Once the pictures are set aside, transcribe each line of the data exactly.

====

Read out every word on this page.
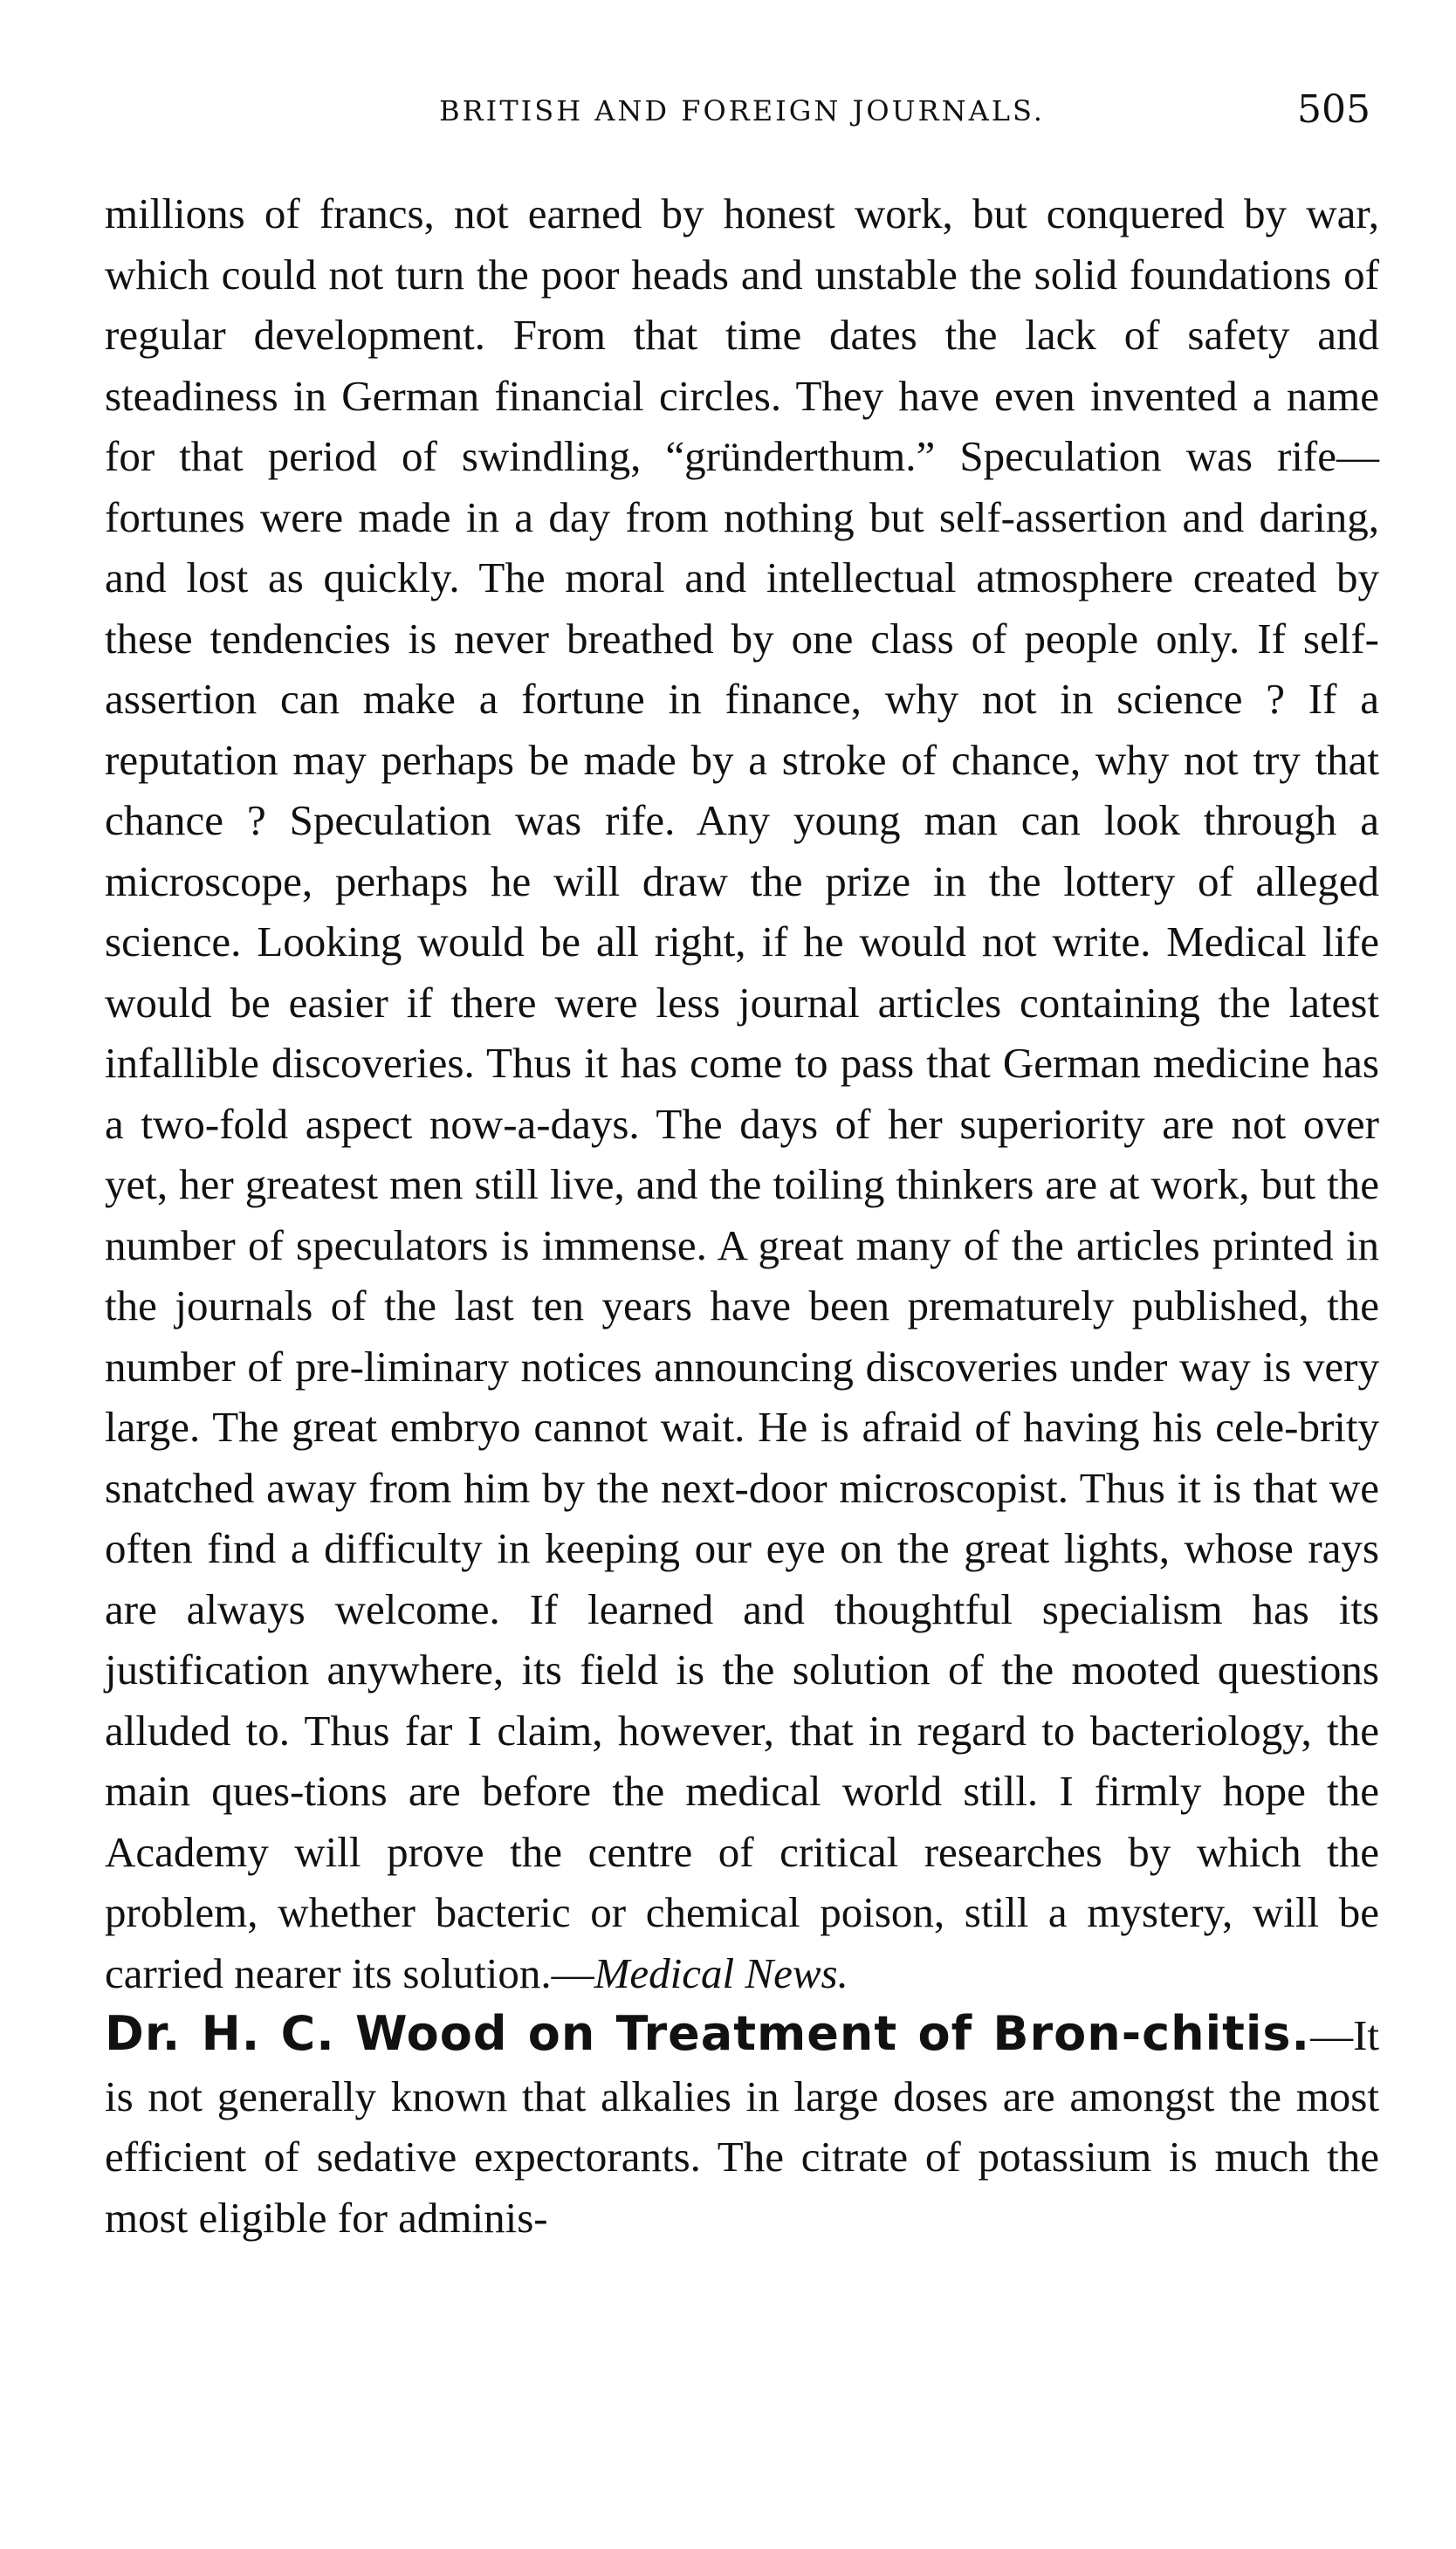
BRITISH AND FOREIGN JOURNALS.	505

millions of francs, not earned by honest work, but conquered by war, which could not turn the poor heads and unstable the solid foundations of regular development. From that time dates the lack of safety and steadiness in German financial circles. They have even invented a name for that period of swindling, “gründerthum.” Speculation was rife—fortunes were made in a day from nothing but self-assertion and daring, and lost as quickly. The moral and intellectual atmosphere created by these tendencies is never breathed by one class of people only. If self-assertion can make a fortune in finance, why not in science ? If a reputation may perhaps be made by a stroke of chance, why not try that chance ? Speculation was rife. Any young man can look through a microscope, perhaps he will draw the prize in the lottery of alleged science. Looking would be all right, if he would not write. Medical life would be easier if there were less journal articles containing the latest infallible discoveries. Thus it has come to pass that German medicine has a two-fold aspect now-a-days. The days of her superiority are not over yet, her greatest men still live, and the toiling thinkers are at work, but the number of speculators is immense. A great many of the articles printed in the journals of the last ten years have been prematurely published, the number of pre-liminary notices announcing discoveries under way is very large. The great embryo cannot wait. He is afraid of having his cele-brity snatched away from him by the next-door microscopist. Thus it is that we often find a difficulty in keeping our eye on the great lights, whose rays are always welcome. If learned and thoughtful specialism has its justification anywhere, its field is the solution of the mooted questions alluded to. Thus far I claim, however, that in regard to bacteriology, the main ques-tions are before the medical world still. I firmly hope the Academy will prove the centre of critical researches by which the problem, whether bacteric or chemical poison, still a mystery, will be carried nearer its solution.—Medical News.

Dr. H. C. Wood on Treatment of Bron-chitis.—It is not generally known that alkalies in large doses are amongst the most efficient of sedative expectorants. The citrate of potassium is much the most eligible for adminis-
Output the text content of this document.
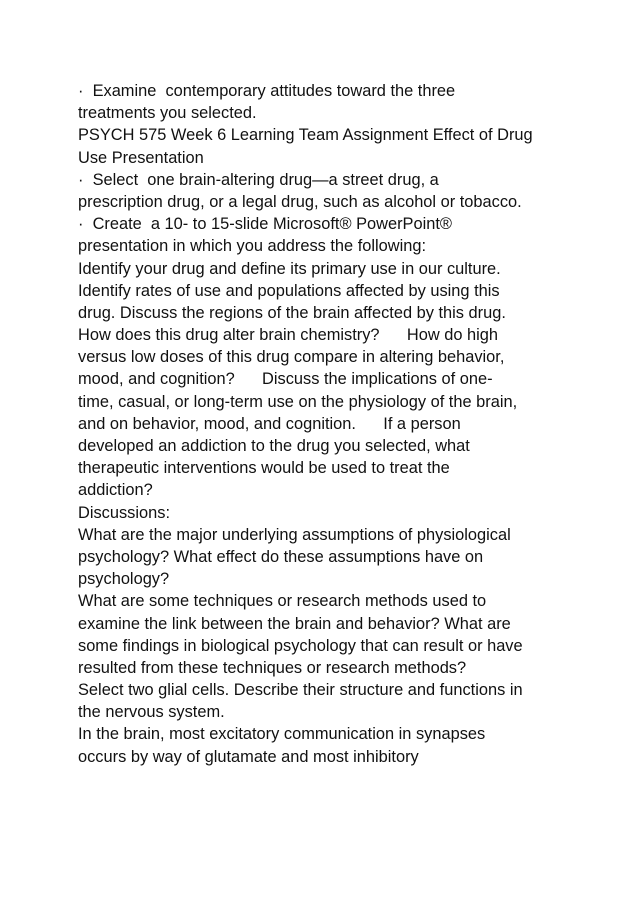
·  Examine  contemporary attitudes toward the three
treatments you selected.
PSYCH 575 Week 6 Learning Team Assignment Effect of Drug
Use Presentation
·  Select  one brain-altering drug—a street drug, a
prescription drug, or a legal drug, such as alcohol or tobacco.
·  Create  a 10- to 15-slide Microsoft® PowerPoint®
presentation in which you address the following:
Identify your drug and define its primary use in our culture.
Identify rates of use and populations affected by using this
drug. Discuss the regions of the brain affected by this drug.
How does this drug alter brain chemistry?      How do high
versus low doses of this drug compare in altering behavior,
mood, and cognition?      Discuss the implications of one-
time, casual, or long-term use on the physiology of the brain,
and on behavior, mood, and cognition.      If a person
developed an addiction to the drug you selected, what
therapeutic interventions would be used to treat the
addiction?
Discussions:
What are the major underlying assumptions of physiological
psychology? What effect do these assumptions have on
psychology?
What are some techniques or research methods used to
examine the link between the brain and behavior? What are
some findings in biological psychology that can result or have
resulted from these techniques or research methods?
Select two glial cells. Describe their structure and functions in
the nervous system.
In the brain, most excitatory communication in synapses
occurs by way of glutamate and most inhibitory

====

SOLUTION FOR THIS PROBLEM |
Read out every word on this page.
BRITISH AND FOREIGN JOURNALS.	505

millions of francs, not earned by honest work, but conquered by war, which could not turn the poor heads and unstable the solid foundations of regular development. From that time dates the lack of safety and steadiness in German financial circles. They have even invented a name for that period of swindling, “gründerthum.” Speculation was rife—fortunes were made in a day from nothing but self-assertion and daring, and lost as quickly. The moral and intellectual atmosphere created by these tendencies is never breathed by one class of people only. If self-assertion can make a fortune in finance, why not in science ? If a reputation may perhaps be made by a stroke of chance, why not try that chance ? Speculation was rife. Any young man can look through a microscope, perhaps he will draw the prize in the lottery of alleged science. Looking would be all right, if he would not write. Medical life would be easier if there were less journal articles containing the latest infallible discoveries. Thus it has come to pass that German medicine has a two-fold aspect now-a-days. The days of her superiority are not over yet, her greatest men still live, and the toiling thinkers are at work, but the number of speculators is immense. A great many of the articles printed in the journals of the last ten years have been prematurely published, the number of pre-liminary notices announcing discoveries under way is very large. The great embryo cannot wait. He is afraid of having his cele-brity snatched away from him by the next-door microscopist. Thus it is that we often find a difficulty in keeping our eye on the great lights, whose rays are always welcome. If learned and thoughtful specialism has its justification anywhere, its field is the solution of the mooted questions alluded to. Thus far I claim, however, that in regard to bacteriology, the main ques-tions are before the medical world still. I firmly hope the Academy will prove the centre of critical researches by which the problem, whether bacteric or chemical poison, still a mystery, will be carried nearer its solution.—Medical News.

Dr. H. C. Wood on Treatment of Bron-chitis.—It is not generally known that alkalies in large doses are amongst the most efficient of sedative expectorants. The citrate of potassium is much the most eligible for adminis-
Output the text content of this document.
·  Examine  contemporary attitudes toward the three
treatments you selected.
PSYCH 575 Week 6 Learning Team Assignment Effect of Drug
Use Presentation
·  Select  one brain-altering drug—a street drug, a
prescription drug, or a legal drug, such as alcohol or tobacco.
·  Create  a 10- to 15-slide Microsoft® PowerPoint®
presentation in which you address the following:
Identify your drug and define its primary use in our culture.
Identify rates of use and populations affected by using this
drug. Discuss the regions of the brain affected by this drug.
How does this drug alter brain chemistry?      How do high
versus low doses of this drug compare in altering behavior,
mood, and cognition?      Discuss the implications of one-
time, casual, or long-term use on the physiology of the brain,
and on behavior, mood, and cognition.      If a person
developed an addiction to the drug you selected, what
therapeutic interventions would be used to treat the
addiction?
Discussions:
What are the major underlying assumptions of physiological
psychology? What effect do these assumptions have on
psychology?
What are some techniques or research methods used to
examine the link between the brain and behavior? What are
some findings in biological psychology that can result or have
resulted from these techniques or research methods?
Select two glial cells. Describe their structure and functions in
the nervous system.
In the brain, most excitatory communication in synapses
occurs by way of glutamate and most inhibitory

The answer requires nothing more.